#### Opdracht:
Werk een stuk van de paginatekst bij, beginnend bij "Effectiviteit en uitvoering" en doorlopend tot en met "Tweede Kamer gestuurd.". Schrijf dat stuk opnieuw uit met "gisteren" in plaats van "vandaag".

Effectiviteit en uitvoering sancties onbekend bij rechters
Rechters zijn onbekend met de effectiviteit van de sancties die zij opleggen en de wijze waarop deze worden uitgevoerd. Die factoren spelen dan ook nauwelijks een rol bij hun besluitvorming. Tot deze conclusie komen onderzoekers van het Willem Pompe Instituut voor Strafrechtswetenschappen van de Universiteit Utrecht in hun rapport De tenuitvoerlegging van sancties: maatwerk door de rechter? Minister Hirsch Ballin van Justitie heeft het rapport vandaag aan de Tweede Kamer gestuurd.

#### Gegevensregels:

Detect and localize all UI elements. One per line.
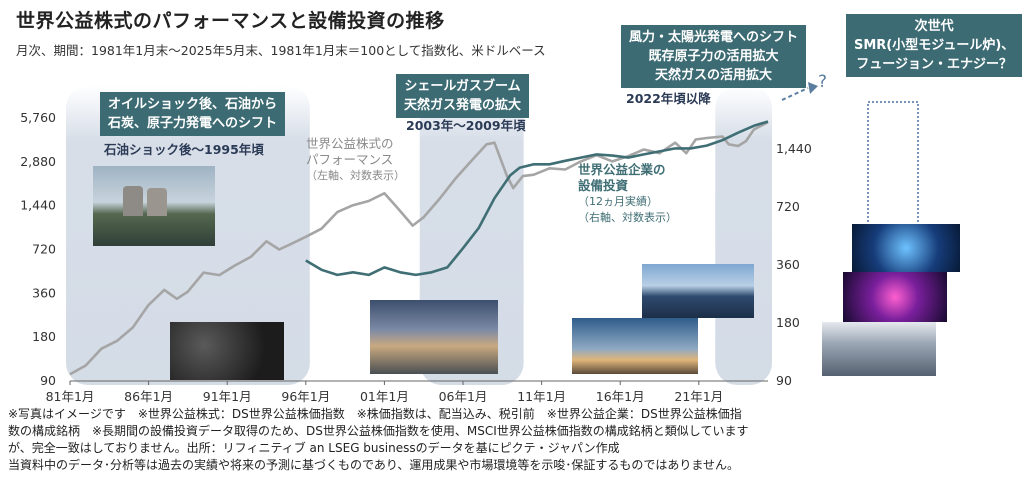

#### Resultaat:
Effectiviteit en uitvoering sancties onbekend bij rechters
Rechters zijn onbekend met de effectiviteit van de sancties die zij opleggen en de wijze waarop deze worden uitgevoerd. Die factoren spelen dan ook nauwelijks een rol bij hun besluitvorming. Tot deze conclusie komen onderzoekers van het Willem Pompe Instituut voor Strafrechtswetenschappen van de Universiteit Utrecht in hun rapport De tenuitvoerlegging van sancties: maatwerk door de rechter? Minister Hirsch Ballin van Justitie heeft het rapport gisteren aan de Tweede Kamer gestuurd.